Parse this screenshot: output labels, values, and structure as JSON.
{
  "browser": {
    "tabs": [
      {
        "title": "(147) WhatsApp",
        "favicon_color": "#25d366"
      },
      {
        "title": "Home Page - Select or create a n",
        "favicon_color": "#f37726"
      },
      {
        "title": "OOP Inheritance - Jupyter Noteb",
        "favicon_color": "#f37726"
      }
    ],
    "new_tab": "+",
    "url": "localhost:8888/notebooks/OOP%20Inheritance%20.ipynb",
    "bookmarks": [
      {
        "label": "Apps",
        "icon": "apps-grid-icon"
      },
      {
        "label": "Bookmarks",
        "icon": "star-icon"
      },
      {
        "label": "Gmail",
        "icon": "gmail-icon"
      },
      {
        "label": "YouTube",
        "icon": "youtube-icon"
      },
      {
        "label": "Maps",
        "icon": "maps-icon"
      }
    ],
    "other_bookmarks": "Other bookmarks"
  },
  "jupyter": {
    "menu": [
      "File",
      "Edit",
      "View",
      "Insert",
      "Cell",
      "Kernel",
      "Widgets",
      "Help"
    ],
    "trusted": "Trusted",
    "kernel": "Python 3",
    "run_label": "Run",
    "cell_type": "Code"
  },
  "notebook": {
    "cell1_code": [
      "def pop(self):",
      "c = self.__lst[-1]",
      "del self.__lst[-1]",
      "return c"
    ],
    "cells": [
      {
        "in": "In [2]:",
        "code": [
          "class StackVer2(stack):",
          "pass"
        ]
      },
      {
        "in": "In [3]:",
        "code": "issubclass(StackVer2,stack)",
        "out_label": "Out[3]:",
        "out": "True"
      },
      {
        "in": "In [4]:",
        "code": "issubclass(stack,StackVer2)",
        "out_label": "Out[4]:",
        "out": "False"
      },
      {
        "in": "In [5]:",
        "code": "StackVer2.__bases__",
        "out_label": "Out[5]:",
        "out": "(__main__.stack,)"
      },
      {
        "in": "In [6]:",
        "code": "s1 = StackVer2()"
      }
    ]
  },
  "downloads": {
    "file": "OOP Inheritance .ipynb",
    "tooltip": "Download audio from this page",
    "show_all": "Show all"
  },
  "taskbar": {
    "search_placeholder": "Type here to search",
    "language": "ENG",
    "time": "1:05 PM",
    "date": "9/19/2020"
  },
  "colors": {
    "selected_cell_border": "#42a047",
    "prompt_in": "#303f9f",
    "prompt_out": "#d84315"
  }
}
...
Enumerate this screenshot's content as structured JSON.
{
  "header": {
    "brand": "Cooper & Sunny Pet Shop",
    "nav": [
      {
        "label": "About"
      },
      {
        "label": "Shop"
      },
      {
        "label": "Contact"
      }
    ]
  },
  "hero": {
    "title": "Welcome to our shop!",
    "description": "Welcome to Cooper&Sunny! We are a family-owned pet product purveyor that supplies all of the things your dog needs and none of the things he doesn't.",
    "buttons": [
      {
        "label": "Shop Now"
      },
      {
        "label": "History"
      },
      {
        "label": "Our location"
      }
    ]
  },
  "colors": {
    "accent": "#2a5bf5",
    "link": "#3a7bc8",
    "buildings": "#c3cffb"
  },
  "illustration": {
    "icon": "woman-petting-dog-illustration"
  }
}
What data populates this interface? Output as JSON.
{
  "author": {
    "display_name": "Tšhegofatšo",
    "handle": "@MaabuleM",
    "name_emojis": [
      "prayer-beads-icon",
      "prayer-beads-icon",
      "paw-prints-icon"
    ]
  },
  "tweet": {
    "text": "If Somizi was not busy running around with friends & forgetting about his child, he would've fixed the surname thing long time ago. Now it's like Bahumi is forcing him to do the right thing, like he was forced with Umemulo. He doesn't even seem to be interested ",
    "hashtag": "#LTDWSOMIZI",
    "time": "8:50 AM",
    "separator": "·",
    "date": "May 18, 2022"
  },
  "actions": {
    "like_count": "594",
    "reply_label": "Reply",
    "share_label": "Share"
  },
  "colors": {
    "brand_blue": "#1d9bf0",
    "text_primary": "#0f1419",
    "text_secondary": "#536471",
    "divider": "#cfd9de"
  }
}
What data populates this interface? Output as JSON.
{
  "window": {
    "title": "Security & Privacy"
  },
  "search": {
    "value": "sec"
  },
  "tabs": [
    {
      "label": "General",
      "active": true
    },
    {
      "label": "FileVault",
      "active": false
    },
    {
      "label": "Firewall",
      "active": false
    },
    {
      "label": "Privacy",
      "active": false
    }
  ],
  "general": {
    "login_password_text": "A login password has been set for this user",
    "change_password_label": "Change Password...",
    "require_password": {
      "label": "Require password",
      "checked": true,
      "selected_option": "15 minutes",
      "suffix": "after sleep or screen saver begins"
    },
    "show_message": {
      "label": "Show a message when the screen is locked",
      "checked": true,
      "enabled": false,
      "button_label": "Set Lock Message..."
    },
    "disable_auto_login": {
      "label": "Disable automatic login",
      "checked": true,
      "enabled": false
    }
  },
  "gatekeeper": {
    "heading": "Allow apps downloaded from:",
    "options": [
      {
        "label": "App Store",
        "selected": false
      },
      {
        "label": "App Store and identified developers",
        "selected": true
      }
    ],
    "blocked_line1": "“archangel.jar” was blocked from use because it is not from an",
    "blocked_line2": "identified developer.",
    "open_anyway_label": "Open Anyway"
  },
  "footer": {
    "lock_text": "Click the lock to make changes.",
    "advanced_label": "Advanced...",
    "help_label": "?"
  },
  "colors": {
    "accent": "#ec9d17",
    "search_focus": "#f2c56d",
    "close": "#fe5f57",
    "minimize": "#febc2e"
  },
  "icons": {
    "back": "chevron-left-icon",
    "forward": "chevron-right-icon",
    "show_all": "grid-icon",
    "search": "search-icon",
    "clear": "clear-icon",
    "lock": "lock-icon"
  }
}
--
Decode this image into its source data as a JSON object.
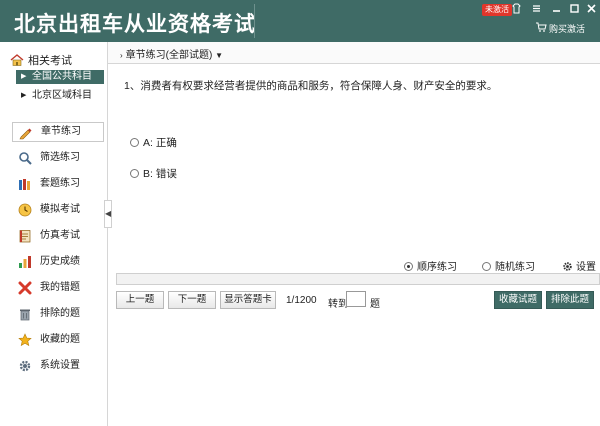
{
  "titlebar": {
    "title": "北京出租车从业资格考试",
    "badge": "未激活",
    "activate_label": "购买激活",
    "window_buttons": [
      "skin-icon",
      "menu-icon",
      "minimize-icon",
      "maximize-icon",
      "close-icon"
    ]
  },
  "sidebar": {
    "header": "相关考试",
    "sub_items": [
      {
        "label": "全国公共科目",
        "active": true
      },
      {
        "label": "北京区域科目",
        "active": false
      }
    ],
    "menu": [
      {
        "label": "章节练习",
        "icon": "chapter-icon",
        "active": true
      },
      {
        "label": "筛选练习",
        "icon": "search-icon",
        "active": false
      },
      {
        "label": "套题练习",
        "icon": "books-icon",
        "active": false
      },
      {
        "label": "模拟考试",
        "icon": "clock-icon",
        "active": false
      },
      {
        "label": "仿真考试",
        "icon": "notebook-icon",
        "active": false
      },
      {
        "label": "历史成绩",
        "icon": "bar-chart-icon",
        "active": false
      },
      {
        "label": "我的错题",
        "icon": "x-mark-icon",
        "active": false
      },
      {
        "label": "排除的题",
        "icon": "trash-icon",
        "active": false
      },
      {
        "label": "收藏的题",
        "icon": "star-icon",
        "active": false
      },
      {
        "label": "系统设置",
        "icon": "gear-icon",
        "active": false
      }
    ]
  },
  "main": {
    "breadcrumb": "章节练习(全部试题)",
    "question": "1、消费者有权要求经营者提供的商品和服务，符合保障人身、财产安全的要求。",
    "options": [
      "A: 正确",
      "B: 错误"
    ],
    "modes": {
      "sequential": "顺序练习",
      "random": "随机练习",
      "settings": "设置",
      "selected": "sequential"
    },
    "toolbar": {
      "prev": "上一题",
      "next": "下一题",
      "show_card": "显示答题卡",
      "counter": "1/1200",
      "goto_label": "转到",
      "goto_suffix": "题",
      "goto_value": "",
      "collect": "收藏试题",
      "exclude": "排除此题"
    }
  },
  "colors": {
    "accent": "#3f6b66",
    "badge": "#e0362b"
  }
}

▸ Given exercise: Go through the entries and return each line where the word "time" appears.

▸ Result:
    "time": "1:05 PM",
    "text": "If Somizi was not busy running around with friends & forgetting about his child, he would've fixed the surname thing long time ago. Now it's like Bahumi is forcing him to do the right thing, like he was forced with Umemulo. He doesn't even seem to be interested ",
    "time": "8:50 AM",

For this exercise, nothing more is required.